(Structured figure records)
+++

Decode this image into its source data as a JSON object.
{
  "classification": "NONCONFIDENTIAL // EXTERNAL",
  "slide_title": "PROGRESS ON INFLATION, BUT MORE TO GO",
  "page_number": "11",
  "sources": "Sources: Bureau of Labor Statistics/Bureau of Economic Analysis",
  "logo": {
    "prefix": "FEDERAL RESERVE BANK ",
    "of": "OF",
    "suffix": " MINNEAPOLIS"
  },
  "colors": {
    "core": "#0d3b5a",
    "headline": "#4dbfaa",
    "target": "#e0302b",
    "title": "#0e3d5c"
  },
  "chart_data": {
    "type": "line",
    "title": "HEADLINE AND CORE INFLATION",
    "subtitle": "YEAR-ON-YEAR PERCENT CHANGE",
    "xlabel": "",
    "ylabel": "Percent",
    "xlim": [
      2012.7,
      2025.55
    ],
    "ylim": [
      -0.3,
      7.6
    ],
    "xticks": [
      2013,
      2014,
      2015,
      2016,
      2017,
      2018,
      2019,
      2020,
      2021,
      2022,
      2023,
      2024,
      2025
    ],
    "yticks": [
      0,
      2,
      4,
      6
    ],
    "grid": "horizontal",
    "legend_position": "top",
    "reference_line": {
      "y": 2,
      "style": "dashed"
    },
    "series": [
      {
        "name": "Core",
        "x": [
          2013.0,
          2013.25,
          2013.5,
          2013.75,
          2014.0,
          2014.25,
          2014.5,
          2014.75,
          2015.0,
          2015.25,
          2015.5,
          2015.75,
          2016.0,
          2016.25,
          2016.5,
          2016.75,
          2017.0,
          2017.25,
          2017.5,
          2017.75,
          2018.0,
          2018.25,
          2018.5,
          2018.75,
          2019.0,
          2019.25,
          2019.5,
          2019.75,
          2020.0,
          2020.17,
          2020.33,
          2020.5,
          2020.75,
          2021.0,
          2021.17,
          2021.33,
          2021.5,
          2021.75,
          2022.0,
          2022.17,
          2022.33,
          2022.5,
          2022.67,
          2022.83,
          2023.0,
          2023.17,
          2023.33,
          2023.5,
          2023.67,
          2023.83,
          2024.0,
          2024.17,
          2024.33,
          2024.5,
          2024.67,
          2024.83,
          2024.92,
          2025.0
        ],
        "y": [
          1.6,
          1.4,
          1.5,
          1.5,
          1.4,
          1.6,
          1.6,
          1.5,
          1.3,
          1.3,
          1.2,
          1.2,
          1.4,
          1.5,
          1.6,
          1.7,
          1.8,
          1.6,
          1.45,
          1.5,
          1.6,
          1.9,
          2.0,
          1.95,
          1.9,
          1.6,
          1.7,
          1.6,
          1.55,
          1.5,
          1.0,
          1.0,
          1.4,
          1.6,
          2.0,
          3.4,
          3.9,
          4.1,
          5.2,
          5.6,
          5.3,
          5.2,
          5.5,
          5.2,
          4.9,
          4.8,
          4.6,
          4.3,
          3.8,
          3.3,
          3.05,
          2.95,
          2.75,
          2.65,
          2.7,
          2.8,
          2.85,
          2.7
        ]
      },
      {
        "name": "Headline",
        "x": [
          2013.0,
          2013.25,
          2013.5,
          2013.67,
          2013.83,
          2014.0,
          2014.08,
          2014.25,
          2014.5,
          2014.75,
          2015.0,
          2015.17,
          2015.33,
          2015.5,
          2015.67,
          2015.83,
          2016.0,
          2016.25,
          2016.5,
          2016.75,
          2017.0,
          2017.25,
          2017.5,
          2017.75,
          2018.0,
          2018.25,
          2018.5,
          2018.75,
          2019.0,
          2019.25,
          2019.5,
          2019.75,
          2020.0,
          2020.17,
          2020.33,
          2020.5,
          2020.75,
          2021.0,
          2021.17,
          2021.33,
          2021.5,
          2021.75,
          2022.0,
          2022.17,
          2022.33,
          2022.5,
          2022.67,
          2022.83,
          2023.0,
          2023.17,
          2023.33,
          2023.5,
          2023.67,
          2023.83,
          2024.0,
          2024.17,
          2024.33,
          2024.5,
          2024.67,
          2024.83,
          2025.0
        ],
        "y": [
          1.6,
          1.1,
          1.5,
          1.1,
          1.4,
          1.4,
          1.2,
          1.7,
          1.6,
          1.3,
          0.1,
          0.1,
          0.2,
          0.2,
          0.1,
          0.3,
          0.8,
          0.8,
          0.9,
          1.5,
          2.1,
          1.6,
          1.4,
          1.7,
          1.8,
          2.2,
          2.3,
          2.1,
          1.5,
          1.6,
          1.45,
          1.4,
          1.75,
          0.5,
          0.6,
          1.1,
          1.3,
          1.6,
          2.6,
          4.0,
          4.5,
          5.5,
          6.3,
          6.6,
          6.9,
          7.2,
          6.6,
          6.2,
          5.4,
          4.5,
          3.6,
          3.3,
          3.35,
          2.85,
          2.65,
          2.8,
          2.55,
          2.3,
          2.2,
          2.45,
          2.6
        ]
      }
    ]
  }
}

+++

Problem: Write out every entry again exactly, please, with nothing missing.

Task solution:
Decode this image into its source data as a JSON object.
{
  "classification": "NONCONFIDENTIAL // EXTERNAL",
  "slide_title": "PROGRESS ON INFLATION, BUT MORE TO GO",
  "page_number": "11",
  "sources": "Sources: Bureau of Labor Statistics/Bureau of Economic Analysis",
  "logo": {
    "prefix": "FEDERAL RESERVE BANK ",
    "of": "OF",
    "suffix": " MINNEAPOLIS"
  },
  "colors": {
    "core": "#0d3b5a",
    "headline": "#4dbfaa",
    "target": "#e0302b",
    "title": "#0e3d5c"
  },
  "chart_data": {
    "type": "line",
    "title": "HEADLINE AND CORE INFLATION",
    "subtitle": "YEAR-ON-YEAR PERCENT CHANGE",
    "xlabel": "",
    "ylabel": "Percent",
    "xlim": [
      2012.7,
      2025.55
    ],
    "ylim": [
      -0.3,
      7.6
    ],
    "xticks": [
      2013,
      2014,
      2015,
      2016,
      2017,
      2018,
      2019,
      2020,
      2021,
      2022,
      2023,
      2024,
      2025
    ],
    "yticks": [
      0,
      2,
      4,
      6
    ],
    "grid": "horizontal",
    "legend_position": "top",
    "reference_line": {
      "y": 2,
      "style": "dashed"
    },
    "series": [
      {
        "name": "Core",
        "x": [
          2013.0,
          2013.25,
          2013.5,
          2013.75,
          2014.0,
          2014.25,
          2014.5,
          2014.75,
          2015.0,
          2015.25,
          2015.5,
          2015.75,
          2016.0,
          2016.25,
          2016.5,
          2016.75,
          2017.0,
          2017.25,
          2017.5,
          2017.75,
          2018.0,
          2018.25,
          2018.5,
          2018.75,
          2019.0,
          2019.25,
          2019.5,
          2019.75,
          2020.0,
          2020.17,
          2020.33,
          2020.5,
          2020.75,
          2021.0,
          2021.17,
          2021.33,
          2021.5,
          2021.75,
          2022.0,
          2022.17,
          2022.33,
          2022.5,
          2022.67,
          2022.83,
          2023.0,
          2023.17,
          2023.33,
          2023.5,
          2023.67,
          2023.83,
          2024.0,
          2024.17,
          2024.33,
          2024.5,
          2024.67,
          2024.83,
          2024.92,
          2025.0
        ],
        "y": [
          1.6,
          1.4,
          1.5,
          1.5,
          1.4,
          1.6,
          1.6,
          1.5,
          1.3,
          1.3,
          1.2,
          1.2,
          1.4,
          1.5,
          1.6,
          1.7,
          1.8,
          1.6,
          1.45,
          1.5,
          1.6,
          1.9,
          2.0,
          1.95,
          1.9,
          1.6,
          1.7,
          1.6,
          1.55,
          1.5,
          1.0,
          1.0,
          1.4,
          1.6,
          2.0,
          3.4,
          3.9,
          4.1,
          5.2,
          5.6,
          5.3,
          5.2,
          5.5,
          5.2,
          4.9,
          4.8,
          4.6,
          4.3,
          3.8,
          3.3,
          3.05,
          2.95,
          2.75,
          2.65,
          2.7,
          2.8,
          2.85,
          2.7
        ]
      },
      {
        "name": "Headline",
        "x": [
          2013.0,
          2013.25,
          2013.5,
          2013.67,
          2013.83,
          2014.0,
          2014.08,
          2014.25,
          2014.5,
          2014.75,
          2015.0,
          2015.17,
          2015.33,
          2015.5,
          2015.67,
          2015.83,
          2016.0,
          2016.25,
          2016.5,
          2016.75,
          2017.0,
          2017.25,
          2017.5,
          2017.75,
          2018.0,
          2018.25,
          2018.5,
          2018.75,
          2019.0,
          2019.25,
          2019.5,
          2019.75,
          2020.0,
          2020.17,
          2020.33,
          2020.5,
          2020.75,
          2021.0,
          2021.17,
          2021.33,
          2021.5,
          2021.75,
          2022.0,
          2022.17,
          2022.33,
          2022.5,
          2022.67,
          2022.83,
          2023.0,
          2023.17,
          2023.33,
          2023.5,
          2023.67,
          2023.83,
          2024.0,
          2024.17,
          2024.33,
          2024.5,
          2024.67,
          2024.83,
          2025.0
        ],
        "y": [
          1.6,
          1.1,
          1.5,
          1.1,
          1.4,
          1.4,
          1.2,
          1.7,
          1.6,
          1.3,
          0.1,
          0.1,
          0.2,
          0.2,
          0.1,
          0.3,
          0.8,
          0.8,
          0.9,
          1.5,
          2.1,
          1.6,
          1.4,
          1.7,
          1.8,
          2.2,
          2.3,
          2.1,
          1.5,
          1.6,
          1.45,
          1.4,
          1.75,
          0.5,
          0.6,
          1.1,
          1.3,
          1.6,
          2.6,
          4.0,
          4.5,
          5.5,
          6.3,
          6.6,
          6.9,
          7.2,
          6.6,
          6.2,
          5.4,
          4.5,
          3.6,
          3.3,
          3.35,
          2.85,
          2.65,
          2.8,
          2.55,
          2.3,
          2.2,
          2.45,
          2.6
        ]
      }
    ]
  }
}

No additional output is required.